All of the records below must be output exactly, with no pictures carried over.
— Begin MATERIAL SUPPLIED —
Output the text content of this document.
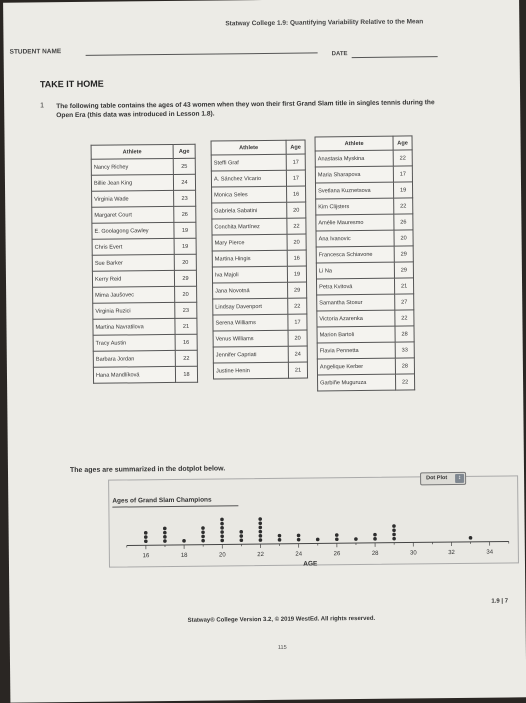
Statway College 1.9: Quantifying Variability Relative to the Mean
STUDENT NAME	DATE
TAKE IT HOME
1 The following table contains the ages of 43 women when they won their first Grand Slam title in singles tennis during the Open Era (this data was introduced in Lesson 1.8).
Athlete	Age
Nancy Richey	25
Billie Jean King	24
Virginia Wade	23
Margaret Court	26
E. Goolagong Cawley	19
Chris Evert	19
Sue Barker	20
Kerry Reid	29
Mima Jaušovec	20
Virginia Ruzici	23
Martina Navratilova	21
Tracy Austin	16
Barbara Jordan	22
Hana Mandlíková	18
Athlete	Age
Steffi Graf	17
A. Sánchez Vicario	17
Monica Seles	16
Gabriela Sabatini	20
Conchita Martínez	22
Mary Pierce	20
Martina Hingis	16
Iva Majoli	19
Jana Novotná	29
Lindsay Davenport	22
Serena Williams	17
Venus Williams	20
Jennifer Capriati	24
Justine Henin	21
Athlete	Age
Anastasia Myskina	22
Maria Sharapova	17
Svetlana Kuznetsova	19
Kim Clijsters	22
Amélie Mauresmo	26
Ana Ivanovic	20
Francesca Schiavone	29
Li Na	29
Petra Kvitová	21
Samantha Stosur	27
Victoria Azarenka	22
Marion Bartoli	28
Flavia Pennetta	33
Angelique Kerber	28
Garbiñe Muguruza	22
The ages are summarized in the dotplot below.
Dot Plot	↕
Ages of Grand Slam Champions
16	18	20	22	24	26	28	30	32	34
AGE
1.9 | 7
Statway® College Version 3.2, © 2019 WestEd. All rights reserved.
115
— End MATERIAL SUPPLIED —
__SOLUTION TO THIS TASK__.
Output the text content of this document.
Statway College 1.9: Quantifying Variability Relative to the Mean
STUDENT NAME	DATE
TAKE IT HOME
1 The following table contains the ages of 43 women when they won their first Grand Slam title in singles tennis during the Open Era (this data was introduced in Lesson 1.8).
Athlete	Age
Nancy Richey	25
Billie Jean King	24
Virginia Wade	23
Margaret Court	26
E. Goolagong Cawley	19
Chris Evert	19
Sue Barker	20
Kerry Reid	29
Mima Jaušovec	20
Virginia Ruzici	23
Martina Navratilova	21
Tracy Austin	16
Barbara Jordan	22
Hana Mandlíková	18
Athlete	Age
Steffi Graf	17
A. Sánchez Vicario	17
Monica Seles	16
Gabriela Sabatini	20
Conchita Martínez	22
Mary Pierce	20
Martina Hingis	16
Iva Majoli	19
Jana Novotná	29
Lindsay Davenport	22
Serena Williams	17
Venus Williams	20
Jennifer Capriati	24
Justine Henin	21
Athlete	Age
Anastasia Myskina	22
Maria Sharapova	17
Svetlana Kuznetsova	19
Kim Clijsters	22
Amélie Mauresmo	26
Ana Ivanovic	20
Francesca Schiavone	29
Li Na	29
Petra Kvitová	21
Samantha Stosur	27
Victoria Azarenka	22
Marion Bartoli	28
Flavia Pennetta	33
Angelique Kerber	28
Garbiñe Muguruza	22
The ages are summarized in the dotplot below.
Dot Plot	↕
Ages of Grand Slam Champions
16	18	20	22	24	26	28	30	32	34
AGE
1.9 | 7
Statway® College Version 3.2, © 2019 WestEd. All rights reserved.
115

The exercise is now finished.